→ What to produce: Within the data that follows, how many lines carry the string "Transport"? Give the number alone.

→ Data supplied:
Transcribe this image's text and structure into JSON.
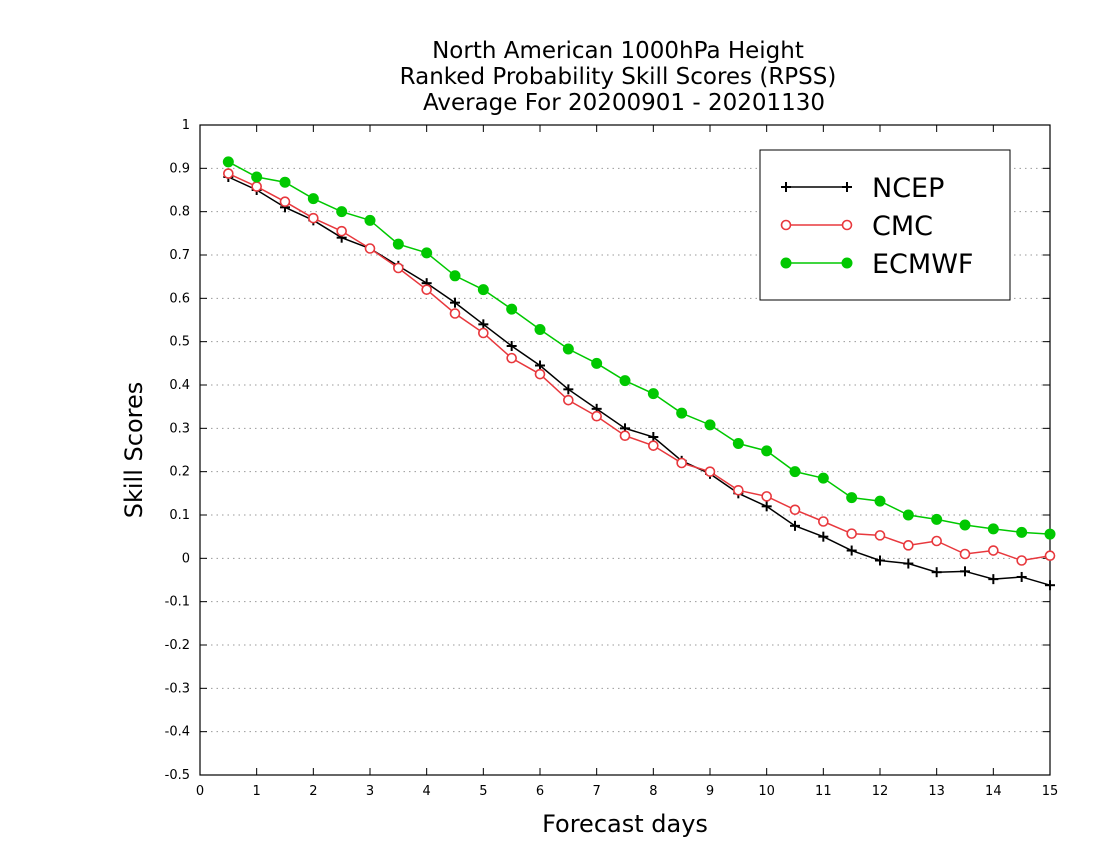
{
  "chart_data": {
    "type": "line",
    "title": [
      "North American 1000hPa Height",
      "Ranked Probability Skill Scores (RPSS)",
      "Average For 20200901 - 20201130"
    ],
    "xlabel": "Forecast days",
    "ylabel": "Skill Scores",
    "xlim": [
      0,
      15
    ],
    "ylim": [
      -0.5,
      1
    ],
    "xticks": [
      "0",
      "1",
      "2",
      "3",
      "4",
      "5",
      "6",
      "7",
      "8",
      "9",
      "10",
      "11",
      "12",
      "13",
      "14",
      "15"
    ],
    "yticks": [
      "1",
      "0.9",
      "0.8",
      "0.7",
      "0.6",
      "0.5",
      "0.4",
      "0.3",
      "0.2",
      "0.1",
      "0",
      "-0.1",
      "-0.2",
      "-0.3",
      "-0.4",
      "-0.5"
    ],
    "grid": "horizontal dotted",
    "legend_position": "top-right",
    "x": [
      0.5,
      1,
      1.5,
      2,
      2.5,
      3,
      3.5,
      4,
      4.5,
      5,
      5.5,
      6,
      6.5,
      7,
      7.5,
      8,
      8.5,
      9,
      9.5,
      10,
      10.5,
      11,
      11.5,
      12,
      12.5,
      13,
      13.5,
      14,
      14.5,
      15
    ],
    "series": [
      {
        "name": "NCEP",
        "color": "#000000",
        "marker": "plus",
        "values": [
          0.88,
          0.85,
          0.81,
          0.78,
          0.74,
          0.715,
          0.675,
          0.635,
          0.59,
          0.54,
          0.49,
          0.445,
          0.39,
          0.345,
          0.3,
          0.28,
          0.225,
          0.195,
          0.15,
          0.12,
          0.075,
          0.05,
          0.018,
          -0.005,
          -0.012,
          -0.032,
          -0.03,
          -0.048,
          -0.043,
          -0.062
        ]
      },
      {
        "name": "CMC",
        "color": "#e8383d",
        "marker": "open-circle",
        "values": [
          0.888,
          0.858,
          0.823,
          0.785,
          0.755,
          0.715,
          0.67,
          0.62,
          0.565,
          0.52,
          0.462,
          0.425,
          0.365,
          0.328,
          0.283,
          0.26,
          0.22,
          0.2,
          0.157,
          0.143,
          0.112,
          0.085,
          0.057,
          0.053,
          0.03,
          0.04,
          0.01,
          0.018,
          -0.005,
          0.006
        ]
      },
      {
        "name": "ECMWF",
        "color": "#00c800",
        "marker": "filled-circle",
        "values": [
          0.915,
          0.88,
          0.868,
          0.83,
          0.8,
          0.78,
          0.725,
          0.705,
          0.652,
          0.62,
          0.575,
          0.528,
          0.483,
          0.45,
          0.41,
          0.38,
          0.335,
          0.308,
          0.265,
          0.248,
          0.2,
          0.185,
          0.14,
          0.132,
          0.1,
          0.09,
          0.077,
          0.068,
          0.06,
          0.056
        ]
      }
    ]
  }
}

...

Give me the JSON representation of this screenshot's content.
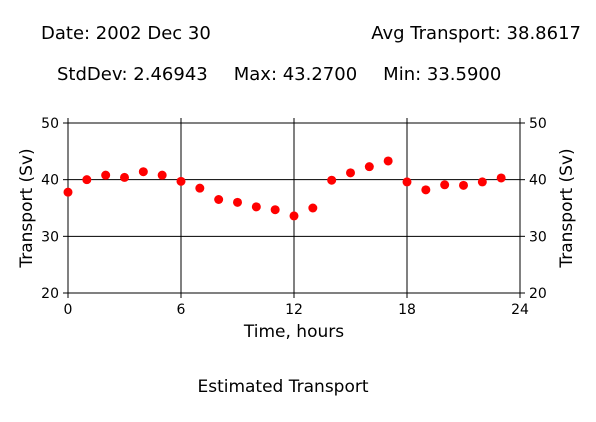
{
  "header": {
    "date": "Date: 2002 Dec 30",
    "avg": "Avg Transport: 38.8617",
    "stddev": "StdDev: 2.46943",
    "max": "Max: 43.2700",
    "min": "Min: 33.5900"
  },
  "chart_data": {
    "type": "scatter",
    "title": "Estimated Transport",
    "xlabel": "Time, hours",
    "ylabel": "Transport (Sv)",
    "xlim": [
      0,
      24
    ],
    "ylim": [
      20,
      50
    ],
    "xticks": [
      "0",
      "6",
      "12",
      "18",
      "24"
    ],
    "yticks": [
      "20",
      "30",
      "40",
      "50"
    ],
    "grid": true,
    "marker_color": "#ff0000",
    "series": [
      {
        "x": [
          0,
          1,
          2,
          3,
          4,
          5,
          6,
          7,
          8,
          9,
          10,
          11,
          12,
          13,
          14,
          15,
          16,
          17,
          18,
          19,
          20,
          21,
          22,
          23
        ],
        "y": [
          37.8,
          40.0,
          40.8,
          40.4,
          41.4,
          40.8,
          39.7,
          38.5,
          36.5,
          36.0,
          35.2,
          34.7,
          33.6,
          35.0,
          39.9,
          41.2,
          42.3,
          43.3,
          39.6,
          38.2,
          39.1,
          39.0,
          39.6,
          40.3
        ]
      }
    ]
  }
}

→ Response to the task: 3